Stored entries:
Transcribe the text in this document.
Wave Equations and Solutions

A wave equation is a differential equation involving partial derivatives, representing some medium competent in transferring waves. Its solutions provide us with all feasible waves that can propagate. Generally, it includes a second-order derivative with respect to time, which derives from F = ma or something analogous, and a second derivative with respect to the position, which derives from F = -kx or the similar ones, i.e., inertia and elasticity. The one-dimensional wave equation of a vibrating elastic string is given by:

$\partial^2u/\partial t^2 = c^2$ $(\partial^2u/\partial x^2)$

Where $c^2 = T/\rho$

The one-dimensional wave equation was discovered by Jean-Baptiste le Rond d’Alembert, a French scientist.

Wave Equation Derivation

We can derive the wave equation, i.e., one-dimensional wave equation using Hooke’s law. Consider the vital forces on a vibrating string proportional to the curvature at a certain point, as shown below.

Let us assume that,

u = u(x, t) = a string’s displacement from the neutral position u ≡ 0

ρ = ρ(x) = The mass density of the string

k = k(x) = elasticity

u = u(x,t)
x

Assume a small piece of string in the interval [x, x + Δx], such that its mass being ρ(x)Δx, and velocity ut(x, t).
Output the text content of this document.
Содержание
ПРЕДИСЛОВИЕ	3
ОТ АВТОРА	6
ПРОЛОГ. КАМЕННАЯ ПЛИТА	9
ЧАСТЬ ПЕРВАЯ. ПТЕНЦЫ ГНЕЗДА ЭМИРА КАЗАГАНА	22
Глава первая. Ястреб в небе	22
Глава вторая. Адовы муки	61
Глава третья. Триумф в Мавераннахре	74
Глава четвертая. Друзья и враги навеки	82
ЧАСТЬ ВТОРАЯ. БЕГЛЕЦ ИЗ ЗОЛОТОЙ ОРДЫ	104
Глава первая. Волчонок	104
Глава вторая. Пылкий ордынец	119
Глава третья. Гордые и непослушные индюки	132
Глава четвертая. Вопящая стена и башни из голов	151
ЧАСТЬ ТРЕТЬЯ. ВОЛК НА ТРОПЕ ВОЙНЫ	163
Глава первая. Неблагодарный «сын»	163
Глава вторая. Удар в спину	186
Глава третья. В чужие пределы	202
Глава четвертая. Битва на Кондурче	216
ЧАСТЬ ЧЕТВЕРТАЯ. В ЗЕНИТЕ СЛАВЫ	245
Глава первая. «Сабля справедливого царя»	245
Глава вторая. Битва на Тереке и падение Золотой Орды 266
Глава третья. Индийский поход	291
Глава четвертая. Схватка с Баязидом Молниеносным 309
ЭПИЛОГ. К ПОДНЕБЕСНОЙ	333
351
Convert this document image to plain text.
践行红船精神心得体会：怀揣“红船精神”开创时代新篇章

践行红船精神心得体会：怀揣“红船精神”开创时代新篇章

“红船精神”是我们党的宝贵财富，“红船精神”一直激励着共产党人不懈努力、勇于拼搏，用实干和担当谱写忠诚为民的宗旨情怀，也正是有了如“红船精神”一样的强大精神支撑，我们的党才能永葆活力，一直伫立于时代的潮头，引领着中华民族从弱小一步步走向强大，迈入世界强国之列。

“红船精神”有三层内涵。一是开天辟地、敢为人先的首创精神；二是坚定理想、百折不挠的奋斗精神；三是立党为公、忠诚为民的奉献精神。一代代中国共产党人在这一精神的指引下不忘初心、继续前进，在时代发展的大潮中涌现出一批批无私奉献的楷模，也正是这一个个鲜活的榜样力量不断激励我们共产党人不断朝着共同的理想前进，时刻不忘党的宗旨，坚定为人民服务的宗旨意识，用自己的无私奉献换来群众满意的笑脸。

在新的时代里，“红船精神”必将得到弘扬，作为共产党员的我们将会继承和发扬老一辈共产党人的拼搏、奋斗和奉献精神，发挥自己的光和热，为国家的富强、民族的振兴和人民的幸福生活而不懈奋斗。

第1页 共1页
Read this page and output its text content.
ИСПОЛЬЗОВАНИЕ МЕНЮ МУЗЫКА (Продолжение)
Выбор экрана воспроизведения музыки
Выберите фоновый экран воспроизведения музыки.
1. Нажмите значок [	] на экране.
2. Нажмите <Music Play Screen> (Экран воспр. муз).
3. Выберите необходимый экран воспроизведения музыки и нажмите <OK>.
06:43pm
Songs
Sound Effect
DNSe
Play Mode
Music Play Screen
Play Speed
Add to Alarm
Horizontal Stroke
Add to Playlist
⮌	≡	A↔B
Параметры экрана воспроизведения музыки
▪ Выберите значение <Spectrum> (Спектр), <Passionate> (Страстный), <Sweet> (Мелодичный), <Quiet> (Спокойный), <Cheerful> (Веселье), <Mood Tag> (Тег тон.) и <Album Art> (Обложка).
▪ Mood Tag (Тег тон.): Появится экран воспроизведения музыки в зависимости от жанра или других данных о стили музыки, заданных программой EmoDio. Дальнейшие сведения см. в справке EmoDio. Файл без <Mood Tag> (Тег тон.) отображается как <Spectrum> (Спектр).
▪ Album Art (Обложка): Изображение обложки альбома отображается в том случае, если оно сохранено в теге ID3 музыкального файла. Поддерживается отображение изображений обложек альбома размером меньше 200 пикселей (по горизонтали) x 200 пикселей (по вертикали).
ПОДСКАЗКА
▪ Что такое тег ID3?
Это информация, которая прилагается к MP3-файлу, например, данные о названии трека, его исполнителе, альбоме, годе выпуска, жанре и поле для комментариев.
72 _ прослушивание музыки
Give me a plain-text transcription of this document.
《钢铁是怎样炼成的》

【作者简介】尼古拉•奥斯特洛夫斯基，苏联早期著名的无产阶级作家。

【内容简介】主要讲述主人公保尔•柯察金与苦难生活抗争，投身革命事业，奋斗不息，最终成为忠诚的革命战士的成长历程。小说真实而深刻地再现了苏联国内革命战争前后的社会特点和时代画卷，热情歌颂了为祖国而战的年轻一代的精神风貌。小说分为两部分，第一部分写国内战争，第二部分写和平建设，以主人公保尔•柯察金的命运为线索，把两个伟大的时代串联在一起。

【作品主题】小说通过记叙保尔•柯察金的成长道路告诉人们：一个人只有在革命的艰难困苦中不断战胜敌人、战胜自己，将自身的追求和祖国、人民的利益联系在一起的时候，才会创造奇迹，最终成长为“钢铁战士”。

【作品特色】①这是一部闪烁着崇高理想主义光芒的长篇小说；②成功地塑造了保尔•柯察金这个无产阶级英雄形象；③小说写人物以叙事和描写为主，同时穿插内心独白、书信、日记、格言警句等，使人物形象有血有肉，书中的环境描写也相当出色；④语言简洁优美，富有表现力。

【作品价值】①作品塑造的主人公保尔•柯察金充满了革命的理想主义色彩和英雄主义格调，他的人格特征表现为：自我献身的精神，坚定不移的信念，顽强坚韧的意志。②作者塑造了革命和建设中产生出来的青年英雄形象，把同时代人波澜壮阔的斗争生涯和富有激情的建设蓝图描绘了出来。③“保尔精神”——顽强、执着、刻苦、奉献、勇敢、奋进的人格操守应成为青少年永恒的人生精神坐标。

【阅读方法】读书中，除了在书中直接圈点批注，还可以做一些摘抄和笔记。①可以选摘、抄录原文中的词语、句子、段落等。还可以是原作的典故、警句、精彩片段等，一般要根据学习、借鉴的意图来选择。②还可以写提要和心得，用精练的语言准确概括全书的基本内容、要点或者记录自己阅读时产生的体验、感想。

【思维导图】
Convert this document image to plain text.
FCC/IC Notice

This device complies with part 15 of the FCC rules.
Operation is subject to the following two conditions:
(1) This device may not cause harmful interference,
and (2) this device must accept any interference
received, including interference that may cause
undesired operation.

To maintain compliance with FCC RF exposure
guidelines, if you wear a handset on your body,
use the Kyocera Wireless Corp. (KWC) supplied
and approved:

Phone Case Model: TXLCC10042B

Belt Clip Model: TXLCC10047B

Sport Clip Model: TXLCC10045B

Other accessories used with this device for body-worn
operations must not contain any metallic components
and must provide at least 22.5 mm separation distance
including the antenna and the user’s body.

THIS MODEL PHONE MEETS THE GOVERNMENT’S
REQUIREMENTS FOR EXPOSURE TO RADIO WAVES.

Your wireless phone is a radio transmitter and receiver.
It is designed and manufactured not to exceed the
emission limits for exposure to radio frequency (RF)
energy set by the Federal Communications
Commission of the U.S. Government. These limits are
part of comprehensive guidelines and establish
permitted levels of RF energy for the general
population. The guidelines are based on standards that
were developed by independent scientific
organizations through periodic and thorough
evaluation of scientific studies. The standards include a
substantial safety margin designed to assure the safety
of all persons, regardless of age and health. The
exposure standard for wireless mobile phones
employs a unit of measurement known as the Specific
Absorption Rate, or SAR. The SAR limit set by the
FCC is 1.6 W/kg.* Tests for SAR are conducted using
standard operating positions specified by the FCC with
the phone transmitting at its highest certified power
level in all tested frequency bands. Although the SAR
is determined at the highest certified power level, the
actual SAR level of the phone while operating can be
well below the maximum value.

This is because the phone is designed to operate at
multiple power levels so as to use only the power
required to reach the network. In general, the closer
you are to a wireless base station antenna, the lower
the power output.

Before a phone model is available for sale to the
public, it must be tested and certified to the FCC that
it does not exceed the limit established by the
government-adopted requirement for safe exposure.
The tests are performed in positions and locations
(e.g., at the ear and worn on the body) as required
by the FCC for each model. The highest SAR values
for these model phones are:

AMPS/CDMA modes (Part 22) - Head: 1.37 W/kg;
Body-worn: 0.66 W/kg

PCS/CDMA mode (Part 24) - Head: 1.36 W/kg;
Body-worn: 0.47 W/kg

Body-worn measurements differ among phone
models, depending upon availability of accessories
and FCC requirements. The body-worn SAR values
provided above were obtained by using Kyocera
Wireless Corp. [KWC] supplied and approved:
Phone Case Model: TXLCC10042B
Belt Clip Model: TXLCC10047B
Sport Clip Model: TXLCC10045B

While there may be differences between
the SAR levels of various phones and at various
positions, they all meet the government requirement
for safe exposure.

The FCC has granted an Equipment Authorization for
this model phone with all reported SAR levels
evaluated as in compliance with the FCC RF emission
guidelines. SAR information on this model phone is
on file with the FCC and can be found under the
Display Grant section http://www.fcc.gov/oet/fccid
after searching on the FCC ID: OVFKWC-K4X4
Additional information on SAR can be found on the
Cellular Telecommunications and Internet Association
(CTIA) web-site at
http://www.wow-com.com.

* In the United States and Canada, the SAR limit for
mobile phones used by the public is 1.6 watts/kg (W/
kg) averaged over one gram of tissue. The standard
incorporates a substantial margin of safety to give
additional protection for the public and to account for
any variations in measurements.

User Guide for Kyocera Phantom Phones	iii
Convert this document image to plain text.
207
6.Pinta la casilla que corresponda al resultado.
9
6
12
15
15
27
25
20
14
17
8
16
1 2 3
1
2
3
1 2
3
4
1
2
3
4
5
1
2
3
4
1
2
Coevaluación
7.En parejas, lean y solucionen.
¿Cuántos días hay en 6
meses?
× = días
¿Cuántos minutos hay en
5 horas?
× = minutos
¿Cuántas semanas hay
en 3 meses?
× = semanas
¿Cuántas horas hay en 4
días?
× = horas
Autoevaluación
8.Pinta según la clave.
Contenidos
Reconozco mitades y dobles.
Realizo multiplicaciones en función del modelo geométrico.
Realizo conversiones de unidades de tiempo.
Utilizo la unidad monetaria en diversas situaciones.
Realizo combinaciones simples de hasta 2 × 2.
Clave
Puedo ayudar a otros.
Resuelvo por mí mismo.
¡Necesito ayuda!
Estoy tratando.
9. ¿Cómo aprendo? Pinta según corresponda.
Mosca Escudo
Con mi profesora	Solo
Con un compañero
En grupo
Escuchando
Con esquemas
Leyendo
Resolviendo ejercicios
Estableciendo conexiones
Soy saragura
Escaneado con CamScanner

## WRITTEN PROBLEM
Identify the lines above that contain the word "exceed", then copy them.

## PROBLEM SOLUTION
It is designed and manufactured not to exceed the
it does not exceed the limit established by the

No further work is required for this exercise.